━━━━━ THE RECORDS ━━━━━

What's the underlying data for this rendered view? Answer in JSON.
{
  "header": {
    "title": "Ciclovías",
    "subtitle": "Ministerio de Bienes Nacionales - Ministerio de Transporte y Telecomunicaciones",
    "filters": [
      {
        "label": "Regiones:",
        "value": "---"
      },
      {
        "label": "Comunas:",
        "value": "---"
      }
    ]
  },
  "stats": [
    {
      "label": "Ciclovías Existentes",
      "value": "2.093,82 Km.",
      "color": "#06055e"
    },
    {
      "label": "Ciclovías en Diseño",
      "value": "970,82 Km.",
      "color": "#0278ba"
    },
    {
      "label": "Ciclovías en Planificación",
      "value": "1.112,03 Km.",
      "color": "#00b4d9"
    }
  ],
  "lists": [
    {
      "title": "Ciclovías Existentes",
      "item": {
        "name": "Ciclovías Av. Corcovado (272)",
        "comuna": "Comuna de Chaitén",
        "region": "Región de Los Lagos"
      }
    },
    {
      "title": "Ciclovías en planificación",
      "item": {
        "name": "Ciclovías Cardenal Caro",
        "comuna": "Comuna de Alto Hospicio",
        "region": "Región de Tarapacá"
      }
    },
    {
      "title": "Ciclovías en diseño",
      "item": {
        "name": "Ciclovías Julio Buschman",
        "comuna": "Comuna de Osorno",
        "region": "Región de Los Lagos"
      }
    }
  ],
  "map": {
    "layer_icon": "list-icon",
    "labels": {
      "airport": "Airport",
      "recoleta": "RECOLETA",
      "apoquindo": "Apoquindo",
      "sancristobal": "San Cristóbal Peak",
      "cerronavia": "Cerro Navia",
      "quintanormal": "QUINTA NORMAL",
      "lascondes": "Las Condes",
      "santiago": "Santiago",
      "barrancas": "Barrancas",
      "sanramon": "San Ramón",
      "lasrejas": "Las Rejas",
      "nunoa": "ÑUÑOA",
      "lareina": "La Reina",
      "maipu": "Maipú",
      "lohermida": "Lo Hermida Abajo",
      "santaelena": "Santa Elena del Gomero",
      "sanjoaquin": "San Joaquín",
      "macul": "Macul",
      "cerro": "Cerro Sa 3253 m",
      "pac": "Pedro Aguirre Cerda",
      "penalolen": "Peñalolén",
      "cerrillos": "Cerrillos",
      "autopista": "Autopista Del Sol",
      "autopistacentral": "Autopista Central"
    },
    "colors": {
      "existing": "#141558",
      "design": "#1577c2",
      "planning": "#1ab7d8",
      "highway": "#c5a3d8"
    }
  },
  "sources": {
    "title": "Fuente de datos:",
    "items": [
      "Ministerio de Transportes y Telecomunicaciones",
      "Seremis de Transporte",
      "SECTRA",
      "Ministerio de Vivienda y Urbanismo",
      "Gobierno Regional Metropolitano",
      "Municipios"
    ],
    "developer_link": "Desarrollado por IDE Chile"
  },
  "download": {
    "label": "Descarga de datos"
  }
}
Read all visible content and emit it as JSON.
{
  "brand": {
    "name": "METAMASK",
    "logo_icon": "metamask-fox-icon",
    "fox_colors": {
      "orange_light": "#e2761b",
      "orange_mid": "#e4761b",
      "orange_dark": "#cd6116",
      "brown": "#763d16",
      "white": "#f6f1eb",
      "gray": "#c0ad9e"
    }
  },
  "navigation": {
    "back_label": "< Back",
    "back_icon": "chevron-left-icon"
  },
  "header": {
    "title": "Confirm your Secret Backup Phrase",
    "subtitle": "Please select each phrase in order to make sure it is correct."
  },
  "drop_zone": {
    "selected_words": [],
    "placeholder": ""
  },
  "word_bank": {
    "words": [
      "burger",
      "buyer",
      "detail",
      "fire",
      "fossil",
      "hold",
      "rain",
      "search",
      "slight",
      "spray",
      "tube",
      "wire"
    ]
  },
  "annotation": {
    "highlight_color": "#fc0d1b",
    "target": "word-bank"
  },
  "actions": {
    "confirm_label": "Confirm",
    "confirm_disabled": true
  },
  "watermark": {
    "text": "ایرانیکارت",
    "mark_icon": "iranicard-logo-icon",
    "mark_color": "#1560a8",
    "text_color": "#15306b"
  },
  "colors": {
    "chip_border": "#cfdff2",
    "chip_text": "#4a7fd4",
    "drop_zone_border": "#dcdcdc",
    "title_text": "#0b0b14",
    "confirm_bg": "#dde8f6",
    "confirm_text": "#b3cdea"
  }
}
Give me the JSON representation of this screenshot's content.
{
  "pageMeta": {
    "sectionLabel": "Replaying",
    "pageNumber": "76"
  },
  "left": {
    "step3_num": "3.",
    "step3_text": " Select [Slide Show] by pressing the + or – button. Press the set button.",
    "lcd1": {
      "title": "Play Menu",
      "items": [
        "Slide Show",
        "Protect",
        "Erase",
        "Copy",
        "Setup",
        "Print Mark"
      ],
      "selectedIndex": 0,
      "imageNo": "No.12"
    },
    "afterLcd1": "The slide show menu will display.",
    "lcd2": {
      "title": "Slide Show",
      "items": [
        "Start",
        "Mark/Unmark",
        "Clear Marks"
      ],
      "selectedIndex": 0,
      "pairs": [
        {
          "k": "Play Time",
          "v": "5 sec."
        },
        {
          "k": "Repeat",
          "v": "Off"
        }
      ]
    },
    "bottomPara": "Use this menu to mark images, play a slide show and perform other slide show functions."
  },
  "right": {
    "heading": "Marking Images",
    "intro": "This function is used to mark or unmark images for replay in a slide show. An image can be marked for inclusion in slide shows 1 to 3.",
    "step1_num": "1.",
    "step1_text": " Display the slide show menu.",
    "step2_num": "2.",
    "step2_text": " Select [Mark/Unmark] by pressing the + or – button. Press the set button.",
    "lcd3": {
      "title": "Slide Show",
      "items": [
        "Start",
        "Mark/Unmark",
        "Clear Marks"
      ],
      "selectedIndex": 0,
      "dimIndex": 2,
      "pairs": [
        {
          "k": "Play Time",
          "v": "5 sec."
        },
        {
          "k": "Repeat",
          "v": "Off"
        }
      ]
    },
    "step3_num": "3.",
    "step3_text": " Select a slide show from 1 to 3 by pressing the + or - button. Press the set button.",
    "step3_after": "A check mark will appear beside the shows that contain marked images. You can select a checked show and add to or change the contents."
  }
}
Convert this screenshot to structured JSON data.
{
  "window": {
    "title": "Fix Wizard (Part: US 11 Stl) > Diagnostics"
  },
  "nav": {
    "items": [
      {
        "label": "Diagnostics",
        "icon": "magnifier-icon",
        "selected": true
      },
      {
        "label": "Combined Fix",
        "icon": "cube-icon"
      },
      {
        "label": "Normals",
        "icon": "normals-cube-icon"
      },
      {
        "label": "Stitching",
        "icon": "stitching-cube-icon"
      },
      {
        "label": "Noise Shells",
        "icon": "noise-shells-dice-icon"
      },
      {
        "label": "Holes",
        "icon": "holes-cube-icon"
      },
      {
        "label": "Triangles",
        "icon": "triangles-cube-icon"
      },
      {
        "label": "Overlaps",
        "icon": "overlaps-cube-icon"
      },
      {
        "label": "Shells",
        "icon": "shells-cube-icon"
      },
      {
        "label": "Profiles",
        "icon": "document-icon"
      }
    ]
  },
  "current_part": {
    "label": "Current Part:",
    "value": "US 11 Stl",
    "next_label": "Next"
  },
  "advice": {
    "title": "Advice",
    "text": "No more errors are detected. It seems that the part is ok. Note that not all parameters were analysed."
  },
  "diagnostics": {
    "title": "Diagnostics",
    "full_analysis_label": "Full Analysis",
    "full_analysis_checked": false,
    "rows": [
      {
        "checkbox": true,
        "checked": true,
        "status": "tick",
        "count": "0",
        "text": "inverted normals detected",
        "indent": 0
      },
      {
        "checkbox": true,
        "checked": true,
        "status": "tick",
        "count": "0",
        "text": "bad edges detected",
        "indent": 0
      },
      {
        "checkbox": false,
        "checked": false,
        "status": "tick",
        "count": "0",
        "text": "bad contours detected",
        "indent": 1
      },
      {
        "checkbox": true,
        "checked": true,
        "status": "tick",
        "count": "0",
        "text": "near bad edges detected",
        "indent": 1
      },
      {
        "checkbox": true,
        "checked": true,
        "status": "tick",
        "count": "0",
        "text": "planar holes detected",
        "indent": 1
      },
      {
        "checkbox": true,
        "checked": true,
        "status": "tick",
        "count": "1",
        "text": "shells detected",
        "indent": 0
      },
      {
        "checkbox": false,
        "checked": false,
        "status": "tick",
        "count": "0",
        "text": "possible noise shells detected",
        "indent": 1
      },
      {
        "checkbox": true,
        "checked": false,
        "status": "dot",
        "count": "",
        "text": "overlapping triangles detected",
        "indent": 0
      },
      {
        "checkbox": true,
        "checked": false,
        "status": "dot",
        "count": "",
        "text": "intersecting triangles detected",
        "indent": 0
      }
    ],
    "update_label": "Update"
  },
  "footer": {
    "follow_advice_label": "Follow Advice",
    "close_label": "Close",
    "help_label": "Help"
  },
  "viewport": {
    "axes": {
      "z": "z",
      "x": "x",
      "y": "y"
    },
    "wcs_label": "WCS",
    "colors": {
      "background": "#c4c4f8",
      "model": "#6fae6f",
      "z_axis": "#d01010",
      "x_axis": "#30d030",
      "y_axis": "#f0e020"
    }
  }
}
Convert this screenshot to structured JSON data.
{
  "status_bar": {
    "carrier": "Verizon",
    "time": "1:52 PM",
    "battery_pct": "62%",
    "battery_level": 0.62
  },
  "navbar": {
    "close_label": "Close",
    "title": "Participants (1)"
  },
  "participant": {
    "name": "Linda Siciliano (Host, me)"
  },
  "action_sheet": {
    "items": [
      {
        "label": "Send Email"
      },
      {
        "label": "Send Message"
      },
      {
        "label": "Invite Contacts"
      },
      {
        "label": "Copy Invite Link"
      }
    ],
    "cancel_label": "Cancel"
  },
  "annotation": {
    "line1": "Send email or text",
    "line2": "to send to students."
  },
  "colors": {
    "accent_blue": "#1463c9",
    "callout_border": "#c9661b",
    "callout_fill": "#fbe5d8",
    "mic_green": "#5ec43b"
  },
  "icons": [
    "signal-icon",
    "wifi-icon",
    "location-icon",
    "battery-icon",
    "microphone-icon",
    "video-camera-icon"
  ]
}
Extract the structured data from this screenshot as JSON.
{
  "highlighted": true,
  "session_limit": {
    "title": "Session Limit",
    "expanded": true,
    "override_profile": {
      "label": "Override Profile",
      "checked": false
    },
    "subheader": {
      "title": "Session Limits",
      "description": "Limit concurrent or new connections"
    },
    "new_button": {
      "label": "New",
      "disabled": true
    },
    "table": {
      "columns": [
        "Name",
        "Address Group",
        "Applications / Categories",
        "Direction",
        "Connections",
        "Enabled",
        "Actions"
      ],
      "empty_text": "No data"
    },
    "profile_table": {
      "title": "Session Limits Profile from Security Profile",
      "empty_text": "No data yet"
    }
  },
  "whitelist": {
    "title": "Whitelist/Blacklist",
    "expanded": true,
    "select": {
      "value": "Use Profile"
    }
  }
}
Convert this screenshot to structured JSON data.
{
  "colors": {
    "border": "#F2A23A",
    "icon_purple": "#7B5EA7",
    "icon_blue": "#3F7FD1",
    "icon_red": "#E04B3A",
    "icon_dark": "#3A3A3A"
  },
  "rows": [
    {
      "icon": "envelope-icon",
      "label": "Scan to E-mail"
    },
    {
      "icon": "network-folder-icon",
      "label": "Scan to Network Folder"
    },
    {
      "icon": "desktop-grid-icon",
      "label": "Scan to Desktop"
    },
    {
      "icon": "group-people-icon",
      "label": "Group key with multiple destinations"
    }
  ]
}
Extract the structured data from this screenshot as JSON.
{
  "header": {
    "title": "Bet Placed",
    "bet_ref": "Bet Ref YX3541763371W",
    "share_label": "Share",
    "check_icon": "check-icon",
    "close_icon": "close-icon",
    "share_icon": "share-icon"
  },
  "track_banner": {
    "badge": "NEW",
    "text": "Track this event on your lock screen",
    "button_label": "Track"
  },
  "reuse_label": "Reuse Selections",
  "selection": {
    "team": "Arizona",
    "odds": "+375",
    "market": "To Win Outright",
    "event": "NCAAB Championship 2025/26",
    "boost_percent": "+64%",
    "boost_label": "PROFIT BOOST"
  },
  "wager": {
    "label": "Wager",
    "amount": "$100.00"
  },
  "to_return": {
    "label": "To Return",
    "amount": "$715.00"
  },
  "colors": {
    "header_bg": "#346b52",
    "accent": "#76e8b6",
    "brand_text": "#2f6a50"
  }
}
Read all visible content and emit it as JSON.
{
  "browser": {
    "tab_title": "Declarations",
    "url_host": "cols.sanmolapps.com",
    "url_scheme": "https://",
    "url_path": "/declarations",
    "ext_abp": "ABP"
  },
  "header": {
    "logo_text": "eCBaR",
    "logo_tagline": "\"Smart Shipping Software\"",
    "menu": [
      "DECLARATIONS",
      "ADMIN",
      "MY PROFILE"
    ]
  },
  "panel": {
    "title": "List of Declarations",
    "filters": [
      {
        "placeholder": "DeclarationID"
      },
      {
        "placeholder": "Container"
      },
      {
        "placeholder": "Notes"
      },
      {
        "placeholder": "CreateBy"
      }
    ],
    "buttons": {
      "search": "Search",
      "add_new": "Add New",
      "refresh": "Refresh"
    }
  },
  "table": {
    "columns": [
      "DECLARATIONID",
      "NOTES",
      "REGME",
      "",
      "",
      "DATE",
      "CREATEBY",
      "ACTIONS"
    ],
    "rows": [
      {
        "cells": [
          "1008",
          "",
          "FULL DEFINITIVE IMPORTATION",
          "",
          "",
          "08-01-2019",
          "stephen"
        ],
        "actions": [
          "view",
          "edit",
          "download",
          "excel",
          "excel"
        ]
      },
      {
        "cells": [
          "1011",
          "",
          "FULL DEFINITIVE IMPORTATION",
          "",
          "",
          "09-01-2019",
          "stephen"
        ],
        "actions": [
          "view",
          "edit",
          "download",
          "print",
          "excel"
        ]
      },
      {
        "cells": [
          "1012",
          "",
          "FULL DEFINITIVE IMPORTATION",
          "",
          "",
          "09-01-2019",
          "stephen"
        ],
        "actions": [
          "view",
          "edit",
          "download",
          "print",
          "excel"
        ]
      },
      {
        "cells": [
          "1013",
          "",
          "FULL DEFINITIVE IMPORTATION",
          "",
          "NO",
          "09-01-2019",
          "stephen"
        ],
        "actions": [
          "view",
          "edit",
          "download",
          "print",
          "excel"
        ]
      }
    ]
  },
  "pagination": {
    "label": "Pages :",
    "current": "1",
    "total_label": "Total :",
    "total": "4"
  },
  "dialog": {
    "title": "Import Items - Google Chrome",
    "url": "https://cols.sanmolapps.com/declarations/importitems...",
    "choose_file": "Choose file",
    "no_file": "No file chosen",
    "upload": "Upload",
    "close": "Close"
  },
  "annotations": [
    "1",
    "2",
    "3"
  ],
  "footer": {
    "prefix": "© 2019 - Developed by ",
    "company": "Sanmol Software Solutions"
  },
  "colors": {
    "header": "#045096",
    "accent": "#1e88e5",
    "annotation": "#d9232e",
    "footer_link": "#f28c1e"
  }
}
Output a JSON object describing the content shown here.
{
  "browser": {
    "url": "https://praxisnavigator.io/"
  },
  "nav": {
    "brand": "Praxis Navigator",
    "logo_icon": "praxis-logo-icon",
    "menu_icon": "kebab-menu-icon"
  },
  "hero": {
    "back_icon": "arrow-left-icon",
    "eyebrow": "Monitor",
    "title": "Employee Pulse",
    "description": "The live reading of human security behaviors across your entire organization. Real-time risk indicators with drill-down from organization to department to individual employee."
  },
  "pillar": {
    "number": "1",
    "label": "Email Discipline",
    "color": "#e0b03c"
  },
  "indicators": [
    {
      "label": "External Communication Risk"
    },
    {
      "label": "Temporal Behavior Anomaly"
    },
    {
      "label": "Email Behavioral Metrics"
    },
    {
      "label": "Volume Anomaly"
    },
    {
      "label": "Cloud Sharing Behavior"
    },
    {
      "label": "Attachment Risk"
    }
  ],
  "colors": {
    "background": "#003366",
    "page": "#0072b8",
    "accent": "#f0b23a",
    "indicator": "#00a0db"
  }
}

━━━━━

▶ **WRITTEN PROBLEM**: Return only the number of lines in the entries that contain the string "edges".

▶ **SOLUTION BELOW**: 2